> Job
Go through the data below and copy it exactly, skipping every picture.

:::

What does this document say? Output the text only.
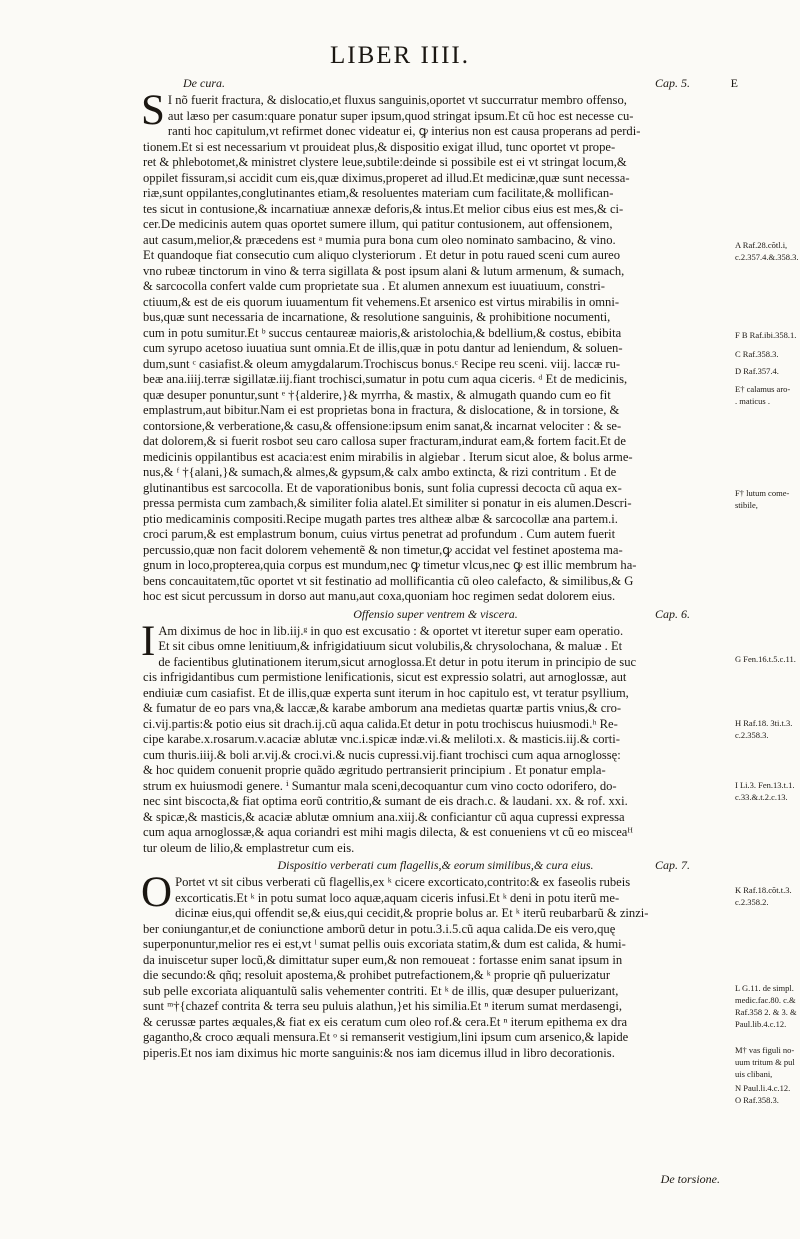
LIBER IIII.
De cura.	Cap. 5.	E
S I nõ fuerit fractura, & dislocatio,et fluxus sanguinis,oportet vt succurratur membro offenso,
aut læso per casum:quare ponatur super ipsum,quod stringat ipsum.Et cũ hoc est necesse cu-
ranti hoc capitulum,vt refirmet donec videatur ei, ꝙ interius non est causa properans ad perdi-
tionem.Et si est necessarium vt prouideat plus,& dispositio exigat illud, tunc oportet vt prope-
ret & phlebotomet,& ministret clystere leue,subtile:deinde si possibile est ei vt stringat locum,&
oppilet fissuram,si accidit cum eis,quæ diximus,properet ad illud.Et medicinæ,quæ sunt necessa-
riæ,sunt oppilantes,conglutinantes etiam,& resoluentes materiam cum facilitate,& mollifican-
tes sicut in contusione,& incarnatiuæ annexæ deforis,& intus.Et melior cibus eius est mes,& ci-
cer.De medicinis autem quas oportet sumere illum, qui patitur contusionem, aut offensionem,
aut casum,melior,& præcedens est ᵃ mumia pura bona cum oleo nominato sambacino, & vino.
Et quandoque fiat consecutio cum aliquo clysteriorum . Et detur in potu raued sceni cum aureo
vno rubeæ tinctorum in vino & terra sigillata & post ipsum alani & lutum armenum, & sumach,
& sarcocolla confert valde cum proprietate sua . Et alumen annexum est iuuatiuum, constri-
ctiuum,& est de eis quorum iuuamentum fit vehemens.Et arsenico est virtus mirabilis in omni-
bus,quæ sunt necessaria de incarnatione, & resolutione sanguinis, & prohibitione nocumenti,
cum in potu sumitur.Et ᵇ succus centaureæ maioris,& aristolochia,& bdellium,& costus, ebibita
cum syrupo acetoso iuuatiua sunt omnia.Et de illis,quæ in potu dantur ad leniendum, & soluen-
dum,sunt ᶜ casiafist.& oleum amygdalarum.Trochiscus bonus.ᶜ Recipe reu sceni. viij. laccæ ru-
beæ ana.iiij.terræ sigillatæ.iij.fiant trochisci,sumatur in potu cum aqua ciceris. ᵈ Et de medicinis,
quæ desuper ponuntur,sunt ᵉ †{alderire,}& myrrha, & mastix, & almugath quando cum eo fit
emplastrum,aut bibitur.Nam ei est proprietas bona in fractura, & dislocatione, & in torsione, &
contorsione,& verberatione,& casu,& offensione:ipsum enim sanat,& incarnat velociter : & se-
dat dolorem,& si fuerit rosbot seu caro callosa super fracturam,indurat eam,& fortem facit.Et de
medicinis oppilantibus est acacia:est enim mirabilis in algiebar . Iterum sicut aloe, & bolus arme-
nus,& ᶠ †{alani,}& sumach,& almes,& gypsum,& calx ambo extincta, & rizi contritum . Et de
glutinantibus est sarcocolla. Et de vaporationibus bonis, sunt folia cupressi decocta cũ aqua ex-
pressa permista cum zambach,& similiter folia alatel.Et similiter si ponatur in eis alumen.Descri-
ptio medicaminis compositi.Recipe mugath partes tres altheæ albæ & sarcocollæ ana partem.i.
croci parum,& est emplastrum bonum, cuius virtus penetrat ad profundum . Cum autem fuerit
percussio,quæ non facit dolorem vehementẽ & non timetur,ꝙ accidat vel festinet apostema ma-
gnum in loco,propterea,quia corpus est mundum,nec ꝙ timetur vlcus,nec ꝙ est illic membrum ha-
bens concauitatem,tũc oportet vt sit festinatio ad mollificantia cũ oleo calefacto, & similibus,& G
hoc est sicut percussum in dorso aut manu,aut coxa,quoniam hoc regimen sedat dolorem eius.
Offensio super ventrem & viscera.	Cap. 6.
I Am diximus de hoc in lib.iij.ᵍ in quo est excusatio : & oportet vt iteretur super eam operatio.
Et sit cibus omne lenitiuum,& infrigidatiuum sicut volubilis,& chrysolochana, & maluæ . Et
de facientibus glutinationem iterum,sicut arnoglossa.Et detur in potu iterum in principio de suc
cis infrigidantibus cum permistione lenificationis, sicut est expressio solatri, aut arnoglossæ, aut
endiuiæ cum casiafist. Et de illis,quæ experta sunt iterum in hoc capitulo est, vt teratur psyllium,
& fumatur de eo pars vna,& laccæ,& karabe amborum ana medietas quartæ partis vnius,& cro-
ci.vij.partis:& potio eius sit drach.ij.cũ aqua calida.Et detur in potu trochiscus huiusmodi.ʰ Re-
cipe karabe.x.rosarum.v.acaciæ ablutæ vnc.i.spicæ indæ.vi.& meliloti.x. & masticis.iij.& corti-
cum thuris.iiij.& boli ar.vij.& croci.vi.& nucis cupressi.vij.fiant trochisci cum aqua arnoglossę:
& hoc quidem conuenit proprie quãdo ægritudo pertransierit principium . Et ponatur empla-
strum ex huiusmodi genere. ⁱ Sumantur mala sceni,decoquantur cum vino cocto odorifero, do-
nec sint biscocta,& fiat optima eorũ contritio,& sumant de eis drach.c. & laudani. xx. & rof. xxi.
& spicæ,& masticis,& acaciæ ablutæ omnium ana.xiij.& conficiantur cũ aqua cupressi expressa
cum aqua arnoglossæ,& aqua coriandri est mihi magis dilecta, & est conueniens vt cũ eo misceaᴴ
tur oleum de lilio,& emplastretur cum eis.
Dispositio verberati cum flagellis,& eorum similibus,& cura eius.	Cap. 7.
O Portet vt sit cibus verberati cũ flagellis,ex ᵏ cicere excorticato,contrito:& ex faseolis rubeis
excorticatis.Et ᵏ in potu sumat loco aquæ,aquam ciceris infusi.Et ᵏ deni in potu iterũ me-
dicinæ eius,qui offendit se,& eius,qui cecidit,& proprie bolus ar. Et ᵏ iterũ reubarbarũ & zinzi-
ber coniungantur,et de coniunctione amborũ detur in potu.3.i.5.cũ aqua calida.De eis vero,quę
superponuntur,melior res ei est,vt ˡ sumat pellis ouis excoriata statim,& dum est calida, & humi-
da inuiscetur super locũ,& dimittatur super eum,& non remoueat : fortasse enim sanat ipsum in
die secundo:& qñq; resoluit apostema,& prohibet putrefactionem,& ᵏ proprie qñ puluerizatur
sub pelle excoriata aliquantulũ salis vehementer contriti. Et ᵏ de illis, quæ desuper puluerizant,
sunt ᵐ†{chazef contrita & terra seu puluis alathun,}et his similia.Et ⁿ iterum sumat merdasengi,
& cerussæ partes æquales,& fiat ex eis ceratum cum oleo rof.& cera.Et ⁿ iterum epithema ex dra
gagantho,& croco æquali mensura.Et ᵒ si remanserit vestigium,lini ipsum cum arsenico,& lapide
piperis.Et nos iam diximus hic morte sanguinis:& nos iam dicemus illud in libro decorationis.
De torsione.
A Raf.28.cõtl.i,
c.2.357.4.&.358.3.
F B Raf.ibi.358.1.
C Raf.358.3.
D Raf.357.4.
E† calamus aro-
. maticus .
F† lutum come-
stibile,
G Fen.16.t.5.c.11.
H Raf.18. 3ti.t.3.
c.2.358.3.
I Li.3. Fen.13.t.1.
c.33.&.t.2.c.13.
K Raf.18.cõt.t.3.
c.2.358.2.
L G.11. de simpl.
medic.fac.80. c.&
Raf.358 2. & 3. &
Paul.lib.4.c.12.
M† vas figuli no-
uum tritum & pul
uis clibani,
N Paul.li.4.c.12.
O Raf.358.3.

:::

> Result
What does this document say? Output the text only.
LIBER IIII.
De cura.	Cap. 5.	E
S I nõ fuerit fractura, & dislocatio,et fluxus sanguinis,oportet vt succurratur membro offenso,
aut læso per casum:quare ponatur super ipsum,quod stringat ipsum.Et cũ hoc est necesse cu-
ranti hoc capitulum,vt refirmet donec videatur ei, ꝙ interius non est causa properans ad perdi-
tionem.Et si est necessarium vt prouideat plus,& dispositio exigat illud, tunc oportet vt prope-
ret & phlebotomet,& ministret clystere leue,subtile:deinde si possibile est ei vt stringat locum,&
oppilet fissuram,si accidit cum eis,quæ diximus,properet ad illud.Et medicinæ,quæ sunt necessa-
riæ,sunt oppilantes,conglutinantes etiam,& resoluentes materiam cum facilitate,& mollifican-
tes sicut in contusione,& incarnatiuæ annexæ deforis,& intus.Et melior cibus eius est mes,& ci-
cer.De medicinis autem quas oportet sumere illum, qui patitur contusionem, aut offensionem,
aut casum,melior,& præcedens est ᵃ mumia pura bona cum oleo nominato sambacino, & vino.
Et quandoque fiat consecutio cum aliquo clysteriorum . Et detur in potu raued sceni cum aureo
vno rubeæ tinctorum in vino & terra sigillata & post ipsum alani & lutum armenum, & sumach,
& sarcocolla confert valde cum proprietate sua . Et alumen annexum est iuuatiuum, constri-
ctiuum,& est de eis quorum iuuamentum fit vehemens.Et arsenico est virtus mirabilis in omni-
bus,quæ sunt necessaria de incarnatione, & resolutione sanguinis, & prohibitione nocumenti,
cum in potu sumitur.Et ᵇ succus centaureæ maioris,& aristolochia,& bdellium,& costus, ebibita
cum syrupo acetoso iuuatiua sunt omnia.Et de illis,quæ in potu dantur ad leniendum, & soluen-
dum,sunt ᶜ casiafist.& oleum amygdalarum.Trochiscus bonus.ᶜ Recipe reu sceni. viij. laccæ ru-
beæ ana.iiij.terræ sigillatæ.iij.fiant trochisci,sumatur in potu cum aqua ciceris. ᵈ Et de medicinis,
quæ desuper ponuntur,sunt ᵉ †{alderire,}& myrrha, & mastix, & almugath quando cum eo fit
emplastrum,aut bibitur.Nam ei est proprietas bona in fractura, & dislocatione, & in torsione, &
contorsione,& verberatione,& casu,& offensione:ipsum enim sanat,& incarnat velociter : & se-
dat dolorem,& si fuerit rosbot seu caro callosa super fracturam,indurat eam,& fortem facit.Et de
medicinis oppilantibus est acacia:est enim mirabilis in algiebar . Iterum sicut aloe, & bolus arme-
nus,& ᶠ †{alani,}& sumach,& almes,& gypsum,& calx ambo extincta, & rizi contritum . Et de
glutinantibus est sarcocolla. Et de vaporationibus bonis, sunt folia cupressi decocta cũ aqua ex-
pressa permista cum zambach,& similiter folia alatel.Et similiter si ponatur in eis alumen.Descri-
ptio medicaminis compositi.Recipe mugath partes tres altheæ albæ & sarcocollæ ana partem.i.
croci parum,& est emplastrum bonum, cuius virtus penetrat ad profundum . Cum autem fuerit
percussio,quæ non facit dolorem vehementẽ & non timetur,ꝙ accidat vel festinet apostema ma-
gnum in loco,propterea,quia corpus est mundum,nec ꝙ timetur vlcus,nec ꝙ est illic membrum ha-
bens concauitatem,tũc oportet vt sit festinatio ad mollificantia cũ oleo calefacto, & similibus,& G
hoc est sicut percussum in dorso aut manu,aut coxa,quoniam hoc regimen sedat dolorem eius.
Offensio super ventrem & viscera.	Cap. 6.
I Am diximus de hoc in lib.iij.ᵍ in quo est excusatio : & oportet vt iteretur super eam operatio.
Et sit cibus omne lenitiuum,& infrigidatiuum sicut volubilis,& chrysolochana, & maluæ . Et
de facientibus glutinationem iterum,sicut arnoglossa.Et detur in potu iterum in principio de suc
cis infrigidantibus cum permistione lenificationis, sicut est expressio solatri, aut arnoglossæ, aut
endiuiæ cum casiafist. Et de illis,quæ experta sunt iterum in hoc capitulo est, vt teratur psyllium,
& fumatur de eo pars vna,& laccæ,& karabe amborum ana medietas quartæ partis vnius,& cro-
ci.vij.partis:& potio eius sit drach.ij.cũ aqua calida.Et detur in potu trochiscus huiusmodi.ʰ Re-
cipe karabe.x.rosarum.v.acaciæ ablutæ vnc.i.spicæ indæ.vi.& meliloti.x. & masticis.iij.& corti-
cum thuris.iiij.& boli ar.vij.& croci.vi.& nucis cupressi.vij.fiant trochisci cum aqua arnoglossę:
& hoc quidem conuenit proprie quãdo ægritudo pertransierit principium . Et ponatur empla-
strum ex huiusmodi genere. ⁱ Sumantur mala sceni,decoquantur cum vino cocto odorifero, do-
nec sint biscocta,& fiat optima eorũ contritio,& sumant de eis drach.c. & laudani. xx. & rof. xxi.
& spicæ,& masticis,& acaciæ ablutæ omnium ana.xiij.& conficiantur cũ aqua cupressi expressa
cum aqua arnoglossæ,& aqua coriandri est mihi magis dilecta, & est conueniens vt cũ eo misceaᴴ
tur oleum de lilio,& emplastretur cum eis.
Dispositio verberati cum flagellis,& eorum similibus,& cura eius.	Cap. 7.
O Portet vt sit cibus verberati cũ flagellis,ex ᵏ cicere excorticato,contrito:& ex faseolis rubeis
excorticatis.Et ᵏ in potu sumat loco aquæ,aquam ciceris infusi.Et ᵏ deni in potu iterũ me-
dicinæ eius,qui offendit se,& eius,qui cecidit,& proprie bolus ar. Et ᵏ iterũ reubarbarũ & zinzi-
ber coniungantur,et de coniunctione amborũ detur in potu.3.i.5.cũ aqua calida.De eis vero,quę
superponuntur,melior res ei est,vt ˡ sumat pellis ouis excoriata statim,& dum est calida, & humi-
da inuiscetur super locũ,& dimittatur super eum,& non remoueat : fortasse enim sanat ipsum in
die secundo:& qñq; resoluit apostema,& prohibet putrefactionem,& ᵏ proprie qñ puluerizatur
sub pelle excoriata aliquantulũ salis vehementer contriti. Et ᵏ de illis, quæ desuper puluerizant,
sunt ᵐ†{chazef contrita & terra seu puluis alathun,}et his similia.Et ⁿ iterum sumat merdasengi,
& cerussæ partes æquales,& fiat ex eis ceratum cum oleo rof.& cera.Et ⁿ iterum epithema ex dra
gagantho,& croco æquali mensura.Et ᵒ si remanserit vestigium,lini ipsum cum arsenico,& lapide
piperis.Et nos iam diximus hic morte sanguinis:& nos iam dicemus illud in libro decorationis.
De torsione.
A Raf.28.cõtl.i,
c.2.357.4.&.358.3.
F B Raf.ibi.358.1.
C Raf.358.3.
D Raf.357.4.
E† calamus aro-
. maticus .
F† lutum come-
stibile,
G Fen.16.t.5.c.11.
H Raf.18. 3ti.t.3.
c.2.358.3.
I Li.3. Fen.13.t.1.
c.33.&.t.2.c.13.
K Raf.18.cõt.t.3.
c.2.358.2.
L G.11. de simpl.
medic.fac.80. c.&
Raf.358 2. & 3. &
Paul.lib.4.c.12.
M† vas figuli no-
uum tritum & pul
uis clibani,
N Paul.li.4.c.12.
O Raf.358.3.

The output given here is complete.